» **EXTRACT PROVIDED**
------------------------------------------------
Thursday, September 11, 2014

Remembering 9/11, Living in a Big World

About 3,000 folks died in attacks on New York City's World Trade Center and the Pentagon on this date, 13 years ago.

The death toll would almost certainly have been higher, if passengers and surviving crew of United Airlines Flight 93 had not attacked their hijackers. They died, probably because the Al Qaeda pilot deliberately flew into the ground.

Depending on their views, folks have commemorated the 9/11 attacks in many ways.

Some have declared that the attacks were justified, because America is a big meany. They usually express the idea in more sophisticated terms, of course.

Others say that Muslims are to blame: all Muslims. Still others take the more sweeping view that all religion is to blame.

I think there is a tiny element of truth in 'all of the above.'

Al Qaeda's leader at the time, Osama bin Laden, almost certainly had sincerely-held religious beliefs: and chose American targets in response to this country's profound lack of fidelity to his brand of Islam.
------------------------------------------------
» **STATED EXERCISE A**
Turn the entries, from their first line through the line containing "player-profile[interactable]: ★ [36, 746, 206, 810]", into a Markdown table with the columns No. and Entry. Omit blank lines and give one row per line.

Source data:
------------------------------------------------
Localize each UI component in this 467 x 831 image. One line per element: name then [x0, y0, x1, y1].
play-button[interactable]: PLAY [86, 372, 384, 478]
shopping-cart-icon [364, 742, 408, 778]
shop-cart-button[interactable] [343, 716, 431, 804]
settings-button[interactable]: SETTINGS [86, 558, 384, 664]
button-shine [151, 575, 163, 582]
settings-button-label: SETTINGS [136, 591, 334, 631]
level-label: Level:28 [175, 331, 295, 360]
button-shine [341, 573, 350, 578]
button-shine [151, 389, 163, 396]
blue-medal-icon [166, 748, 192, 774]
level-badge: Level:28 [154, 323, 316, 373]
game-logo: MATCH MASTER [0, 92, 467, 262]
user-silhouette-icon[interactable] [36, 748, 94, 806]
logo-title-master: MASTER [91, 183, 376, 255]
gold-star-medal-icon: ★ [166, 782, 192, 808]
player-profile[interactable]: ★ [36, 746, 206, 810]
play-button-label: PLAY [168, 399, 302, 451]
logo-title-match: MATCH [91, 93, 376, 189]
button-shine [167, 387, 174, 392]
------------------------------------------------
» **STATED EXERCISE B**
Reproduce the part of the 9/11 post that opens with the words containing "Depending on their" and closes with "terms, of course.".

» **WRITTEN RESPONSE A**
| No. | Entry |
|---|---|
| 1 | Localize each UI component in this 467 x 831 image. One line per element: name then [x0, y0, x1, y1]. |
| 2 | play-button[interactable]: PLAY [86, 372, 384, 478] |
| 3 | shopping-cart-icon [364, 742, 408, 778] |
| 4 | shop-cart-button[interactable] [343, 716, 431, 804] |
| 5 | settings-button[interactable]: SETTINGS [86, 558, 384, 664] |
| 6 | button-shine [151, 575, 163, 582] |
| 7 | settings-button-label: SETTINGS [136, 591, 334, 631] |
| 8 | level-label: Level:28 [175, 331, 295, 360] |
| 9 | button-shine [341, 573, 350, 578] |
| 10 | button-shine [151, 389, 163, 396] |
| 11 | blue-medal-icon [166, 748, 192, 774] |
| 12 | level-badge: Level:28 [154, 323, 316, 373] |
| 13 | game-logo: MATCH MASTER [0, 92, 467, 262] |
| 14 | user-silhouette-icon[interactable] [36, 748, 94, 806] |
| 15 | logo-title-master: MASTER [91, 183, 376, 255] |
| 16 | gold-star-medal-icon: ★ [166, 782, 192, 808] |
| 17 | player-profile[interactable]: ★ [36, 746, 206, 810] |

» **WRITTEN RESPONSE B**
Depending on their views, folks have commemorated the 9/11 attacks in many ways.

Some have declared that the attacks were justified, because America is a big meany. They usually express the idea in more sophisticated terms, of course.